WHAT IS BEING ASKED — Images embedded in the records are excluded; print everything else exactly as given.

DATASET ROWS —
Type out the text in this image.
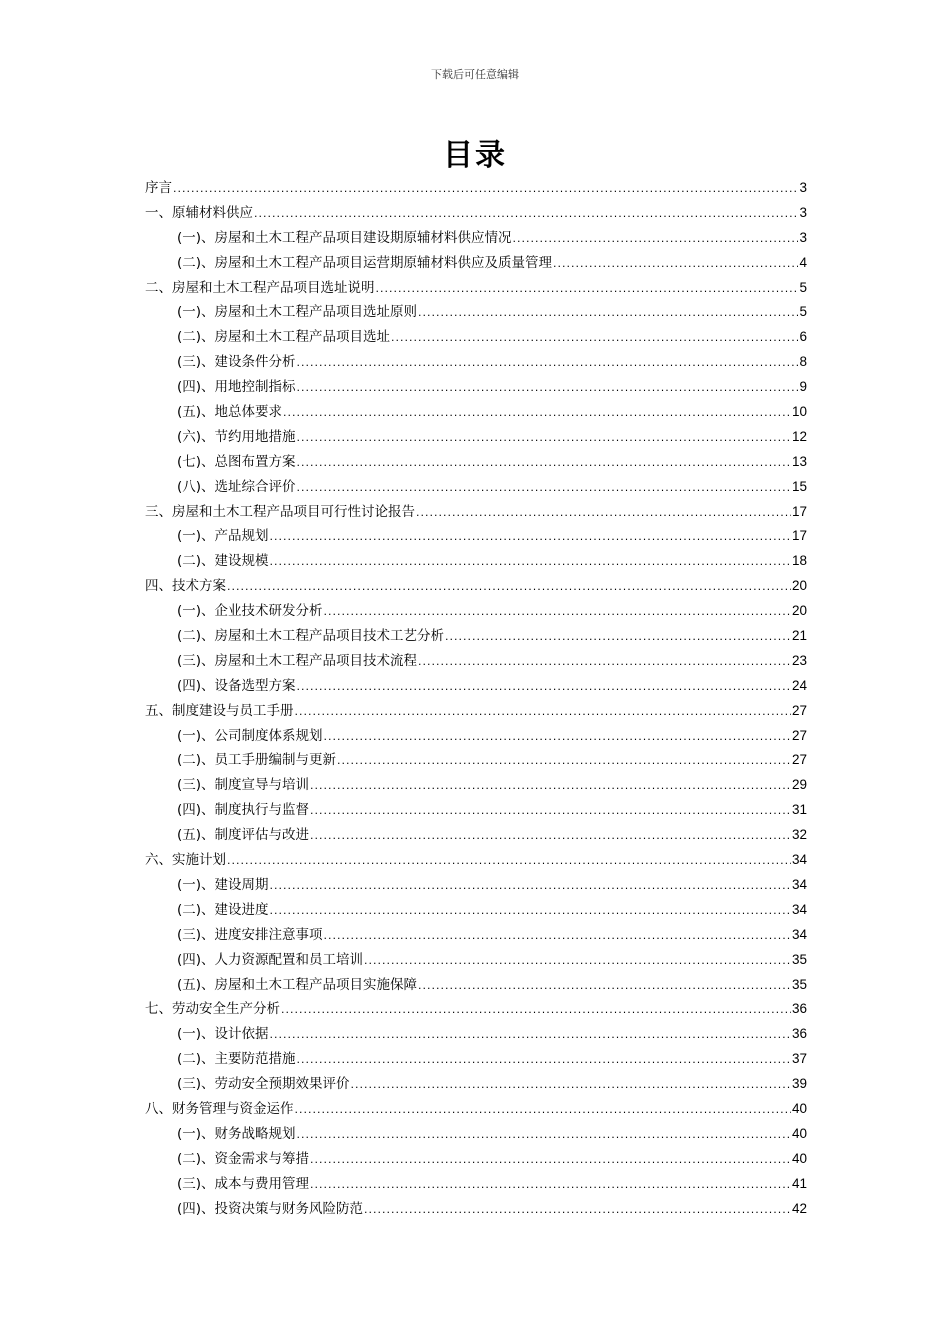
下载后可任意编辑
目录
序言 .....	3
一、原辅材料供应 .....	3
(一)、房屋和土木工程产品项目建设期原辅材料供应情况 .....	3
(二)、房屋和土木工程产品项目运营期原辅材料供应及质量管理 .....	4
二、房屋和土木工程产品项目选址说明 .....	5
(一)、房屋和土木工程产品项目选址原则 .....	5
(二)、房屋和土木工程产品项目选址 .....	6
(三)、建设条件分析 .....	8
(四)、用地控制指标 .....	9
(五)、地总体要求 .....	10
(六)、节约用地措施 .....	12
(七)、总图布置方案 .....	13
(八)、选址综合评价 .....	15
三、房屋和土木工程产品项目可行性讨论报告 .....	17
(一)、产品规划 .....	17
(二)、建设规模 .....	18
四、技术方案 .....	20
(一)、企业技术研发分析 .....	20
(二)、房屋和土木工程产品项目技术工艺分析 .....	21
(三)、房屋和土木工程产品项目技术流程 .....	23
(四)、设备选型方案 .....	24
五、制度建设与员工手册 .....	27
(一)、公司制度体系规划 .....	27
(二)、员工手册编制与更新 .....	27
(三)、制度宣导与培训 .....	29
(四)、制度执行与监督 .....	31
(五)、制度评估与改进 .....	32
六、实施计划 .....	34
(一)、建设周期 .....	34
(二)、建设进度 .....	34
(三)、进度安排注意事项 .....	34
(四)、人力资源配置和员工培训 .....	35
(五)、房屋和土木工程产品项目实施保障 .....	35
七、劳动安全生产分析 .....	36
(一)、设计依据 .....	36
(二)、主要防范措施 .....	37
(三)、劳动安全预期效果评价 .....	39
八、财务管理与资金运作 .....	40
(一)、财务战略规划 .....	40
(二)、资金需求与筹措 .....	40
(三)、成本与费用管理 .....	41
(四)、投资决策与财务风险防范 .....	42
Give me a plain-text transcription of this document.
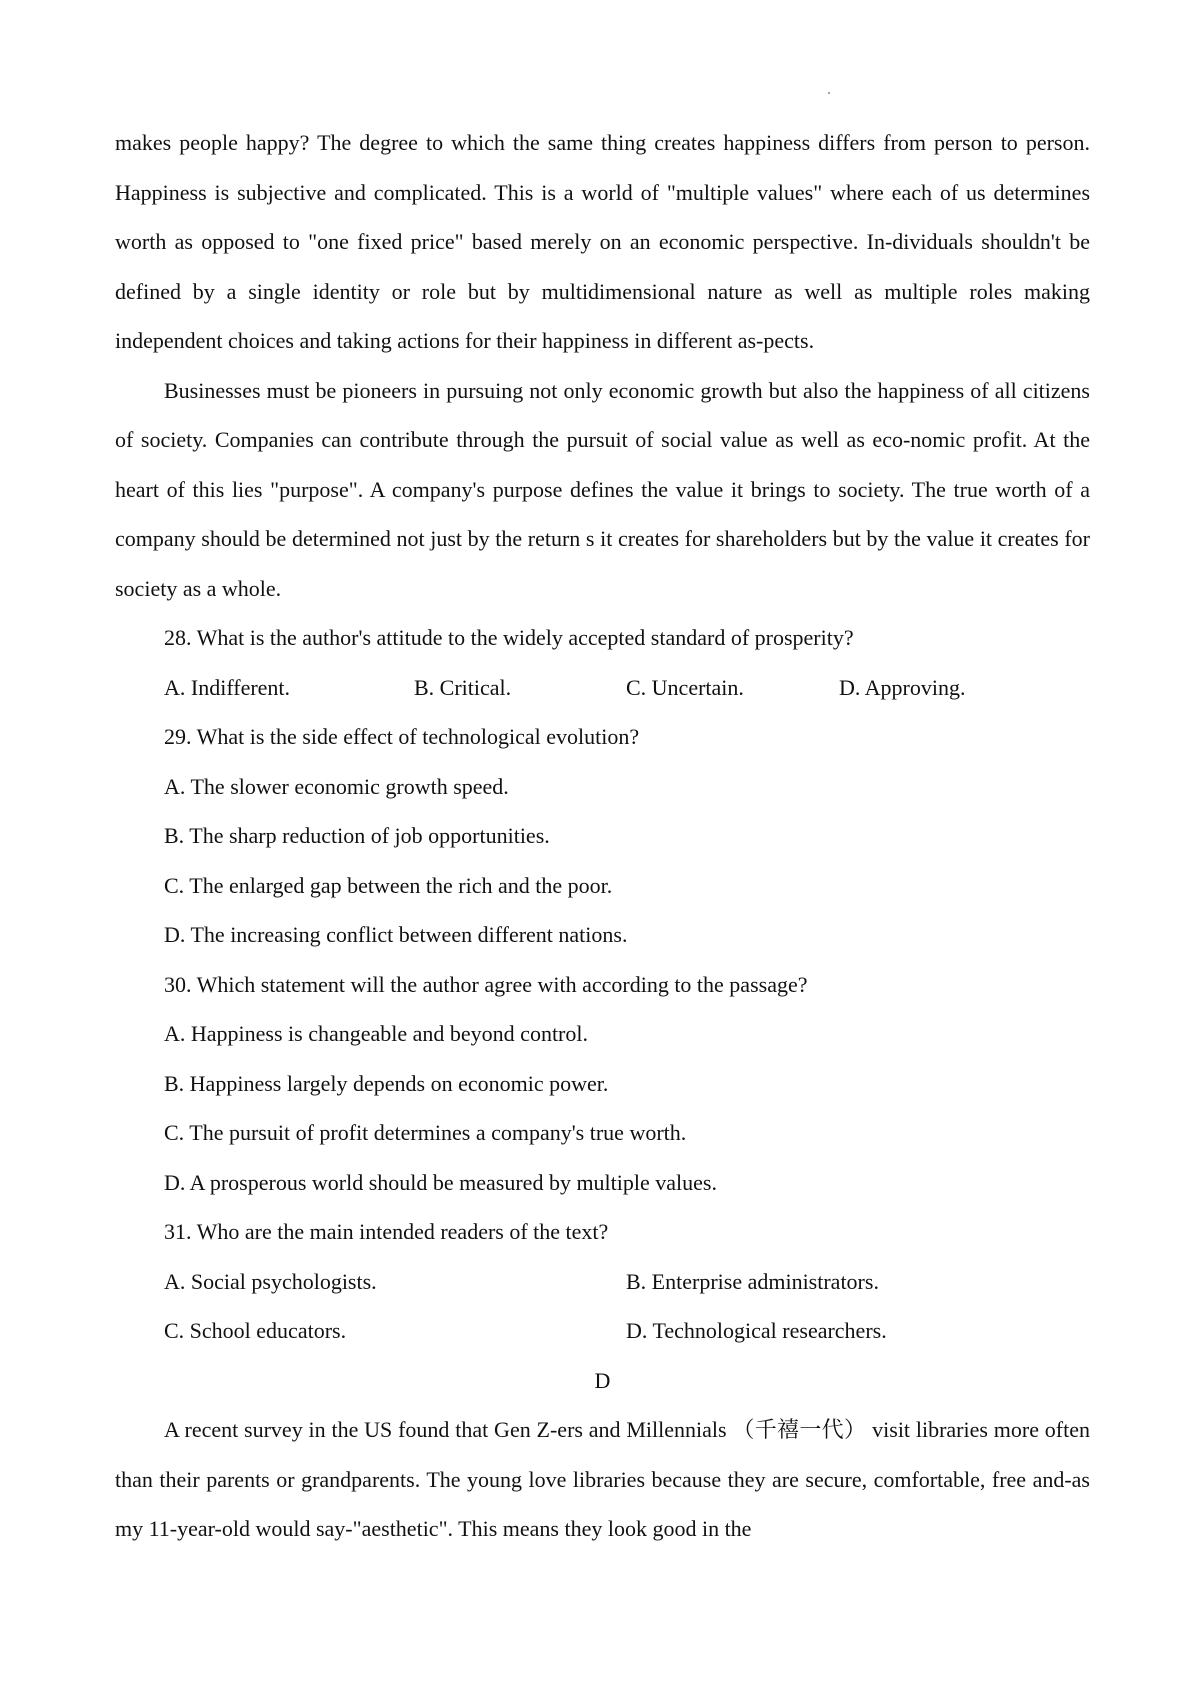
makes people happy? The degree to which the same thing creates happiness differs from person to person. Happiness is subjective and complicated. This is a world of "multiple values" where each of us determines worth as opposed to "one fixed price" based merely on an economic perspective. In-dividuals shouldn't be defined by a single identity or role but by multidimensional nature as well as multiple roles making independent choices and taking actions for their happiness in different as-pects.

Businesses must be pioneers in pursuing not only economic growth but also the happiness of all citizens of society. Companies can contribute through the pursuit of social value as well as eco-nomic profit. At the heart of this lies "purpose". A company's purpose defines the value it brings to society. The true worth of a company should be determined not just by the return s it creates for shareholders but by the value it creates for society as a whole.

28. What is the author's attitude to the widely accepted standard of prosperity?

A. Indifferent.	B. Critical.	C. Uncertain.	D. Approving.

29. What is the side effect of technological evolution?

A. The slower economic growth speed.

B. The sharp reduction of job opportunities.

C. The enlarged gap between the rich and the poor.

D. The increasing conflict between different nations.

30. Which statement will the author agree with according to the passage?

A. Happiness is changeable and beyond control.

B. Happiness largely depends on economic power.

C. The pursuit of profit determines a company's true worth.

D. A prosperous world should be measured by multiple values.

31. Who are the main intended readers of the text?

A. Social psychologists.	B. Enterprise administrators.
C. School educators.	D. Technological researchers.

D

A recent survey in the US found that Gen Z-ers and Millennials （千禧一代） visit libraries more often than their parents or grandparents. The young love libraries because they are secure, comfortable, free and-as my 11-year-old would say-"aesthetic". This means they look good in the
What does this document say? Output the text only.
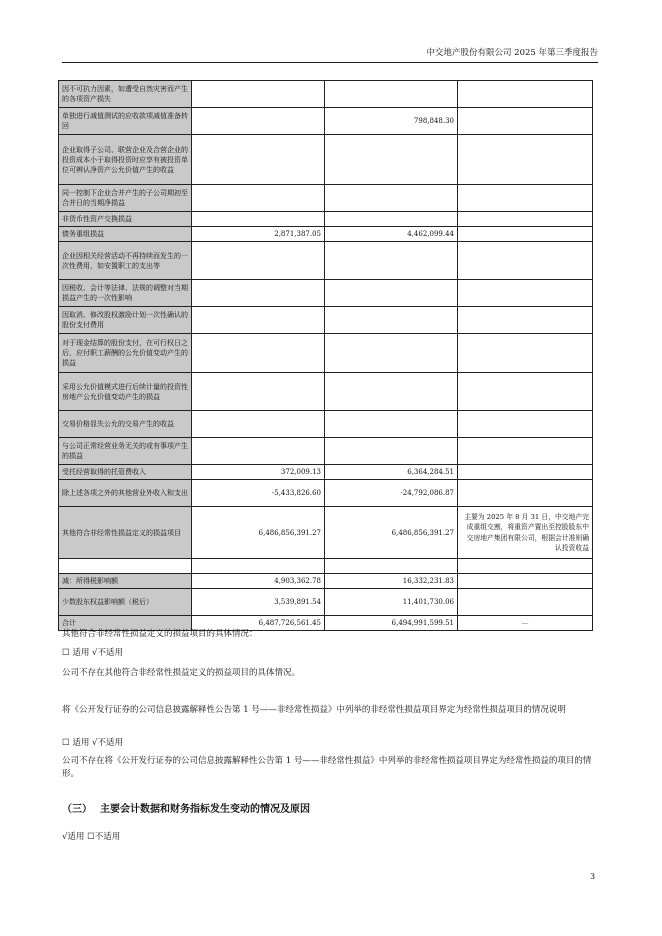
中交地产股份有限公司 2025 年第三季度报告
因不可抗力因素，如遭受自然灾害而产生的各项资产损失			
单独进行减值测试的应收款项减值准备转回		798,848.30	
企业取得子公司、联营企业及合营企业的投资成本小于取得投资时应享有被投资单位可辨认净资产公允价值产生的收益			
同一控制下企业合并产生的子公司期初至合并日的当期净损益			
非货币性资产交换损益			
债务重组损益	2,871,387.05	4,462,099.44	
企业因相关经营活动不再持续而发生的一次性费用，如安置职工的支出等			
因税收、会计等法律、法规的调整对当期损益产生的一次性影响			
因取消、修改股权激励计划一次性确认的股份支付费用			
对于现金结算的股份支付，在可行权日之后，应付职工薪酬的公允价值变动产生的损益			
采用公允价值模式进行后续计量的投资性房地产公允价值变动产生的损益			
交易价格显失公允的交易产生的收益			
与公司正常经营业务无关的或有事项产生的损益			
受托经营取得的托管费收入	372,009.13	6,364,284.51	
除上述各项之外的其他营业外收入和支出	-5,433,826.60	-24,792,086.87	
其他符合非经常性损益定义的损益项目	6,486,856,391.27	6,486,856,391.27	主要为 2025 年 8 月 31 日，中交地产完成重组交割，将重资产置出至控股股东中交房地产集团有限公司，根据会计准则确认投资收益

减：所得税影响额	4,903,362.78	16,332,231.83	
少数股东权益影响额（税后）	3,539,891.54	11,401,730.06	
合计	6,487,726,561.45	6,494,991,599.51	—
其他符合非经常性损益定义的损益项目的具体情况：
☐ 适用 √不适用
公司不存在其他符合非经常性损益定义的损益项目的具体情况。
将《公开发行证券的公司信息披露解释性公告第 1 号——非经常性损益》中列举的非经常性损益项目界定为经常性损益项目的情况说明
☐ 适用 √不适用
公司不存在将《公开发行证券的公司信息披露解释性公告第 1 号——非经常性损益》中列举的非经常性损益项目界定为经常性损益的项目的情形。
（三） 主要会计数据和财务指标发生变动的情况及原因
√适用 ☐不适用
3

RESULT OF THE TASK —
Type out the text in this image.
下载后可任意编辑
目录
序言 .....	3
一、原辅材料供应 .....	3
(一)、房屋和土木工程产品项目建设期原辅材料供应情况 .....	3
(二)、房屋和土木工程产品项目运营期原辅材料供应及质量管理 .....	4
二、房屋和土木工程产品项目选址说明 .....	5
(一)、房屋和土木工程产品项目选址原则 .....	5
(二)、房屋和土木工程产品项目选址 .....	6
(三)、建设条件分析 .....	8
(四)、用地控制指标 .....	9
(五)、地总体要求 .....	10
(六)、节约用地措施 .....	12
(七)、总图布置方案 .....	13
(八)、选址综合评价 .....	15
三、房屋和土木工程产品项目可行性讨论报告 .....	17
(一)、产品规划 .....	17
(二)、建设规模 .....	18
四、技术方案 .....	20
(一)、企业技术研发分析 .....	20
(二)、房屋和土木工程产品项目技术工艺分析 .....	21
(三)、房屋和土木工程产品项目技术流程 .....	23
(四)、设备选型方案 .....	24
五、制度建设与员工手册 .....	27
(一)、公司制度体系规划 .....	27
(二)、员工手册编制与更新 .....	27
(三)、制度宣导与培训 .....	29
(四)、制度执行与监督 .....	31
(五)、制度评估与改进 .....	32
六、实施计划 .....	34
(一)、建设周期 .....	34
(二)、建设进度 .....	34
(三)、进度安排注意事项 .....	34
(四)、人力资源配置和员工培训 .....	35
(五)、房屋和土木工程产品项目实施保障 .....	35
七、劳动安全生产分析 .....	36
(一)、设计依据 .....	36
(二)、主要防范措施 .....	37
(三)、劳动安全预期效果评价 .....	39
八、财务管理与资金运作 .....	40
(一)、财务战略规划 .....	40
(二)、资金需求与筹措 .....	40
(三)、成本与费用管理 .....	41
(四)、投资决策与财务风险防范 .....	42
Give me a plain-text transcription of this document.
makes people happy? The degree to which the same thing creates happiness differs from person to person. Happiness is subjective and complicated. This is a world of "multiple values" where each of us determines worth as opposed to "one fixed price" based merely on an economic perspective. In-dividuals shouldn't be defined by a single identity or role but by multidimensional nature as well as multiple roles making independent choices and taking actions for their happiness in different as-pects.

Businesses must be pioneers in pursuing not only economic growth but also the happiness of all citizens of society. Companies can contribute through the pursuit of social value as well as eco-nomic profit. At the heart of this lies "purpose". A company's purpose defines the value it brings to society. The true worth of a company should be determined not just by the return s it creates for shareholders but by the value it creates for society as a whole.

28. What is the author's attitude to the widely accepted standard of prosperity?

A. Indifferent.	B. Critical.	C. Uncertain.	D. Approving.

29. What is the side effect of technological evolution?

A. The slower economic growth speed.

B. The sharp reduction of job opportunities.

C. The enlarged gap between the rich and the poor.

D. The increasing conflict between different nations.

30. Which statement will the author agree with according to the passage?

A. Happiness is changeable and beyond control.

B. Happiness largely depends on economic power.

C. The pursuit of profit determines a company's true worth.

D. A prosperous world should be measured by multiple values.

31. Who are the main intended readers of the text?

A. Social psychologists.	B. Enterprise administrators.
C. School educators.	D. Technological researchers.

D

A recent survey in the US found that Gen Z-ers and Millennials （千禧一代） visit libraries more often than their parents or grandparents. The young love libraries because they are secure, comfortable, free and-as my 11-year-old would say-"aesthetic". This means they look good in the
What does this document say? Output the text only.
中交地产股份有限公司 2025 年第三季度报告
因不可抗力因素，如遭受自然灾害而产生的各项资产损失			
单独进行减值测试的应收款项减值准备转回		798,848.30	
企业取得子公司、联营企业及合营企业的投资成本小于取得投资时应享有被投资单位可辨认净资产公允价值产生的收益			
同一控制下企业合并产生的子公司期初至合并日的当期净损益			
非货币性资产交换损益			
债务重组损益	2,871,387.05	4,462,099.44	
企业因相关经营活动不再持续而发生的一次性费用，如安置职工的支出等			
因税收、会计等法律、法规的调整对当期损益产生的一次性影响			
因取消、修改股权激励计划一次性确认的股份支付费用			
对于现金结算的股份支付，在可行权日之后，应付职工薪酬的公允价值变动产生的损益			
采用公允价值模式进行后续计量的投资性房地产公允价值变动产生的损益			
交易价格显失公允的交易产生的收益			
与公司正常经营业务无关的或有事项产生的损益			
受托经营取得的托管费收入	372,009.13	6,364,284.51	
除上述各项之外的其他营业外收入和支出	-5,433,826.60	-24,792,086.87	
其他符合非经常性损益定义的损益项目	6,486,856,391.27	6,486,856,391.27	主要为 2025 年 8 月 31 日，中交地产完成重组交割，将重资产置出至控股股东中交房地产集团有限公司，根据会计准则确认投资收益

减：所得税影响额	4,903,362.78	16,332,231.83	
少数股东权益影响额（税后）	3,539,891.54	11,401,730.06	
合计	6,487,726,561.45	6,494,991,599.51	—
其他符合非经常性损益定义的损益项目的具体情况：
☐ 适用 √不适用
公司不存在其他符合非经常性损益定义的损益项目的具体情况。
将《公开发行证券的公司信息披露解释性公告第 1 号——非经常性损益》中列举的非经常性损益项目界定为经常性损益项目的情况说明
☐ 适用 √不适用
公司不存在将《公开发行证券的公司信息披露解释性公告第 1 号——非经常性损益》中列举的非经常性损益项目界定为经常性损益的项目的情形。
（三） 主要会计数据和财务指标发生变动的情况及原因
√适用 ☐不适用
3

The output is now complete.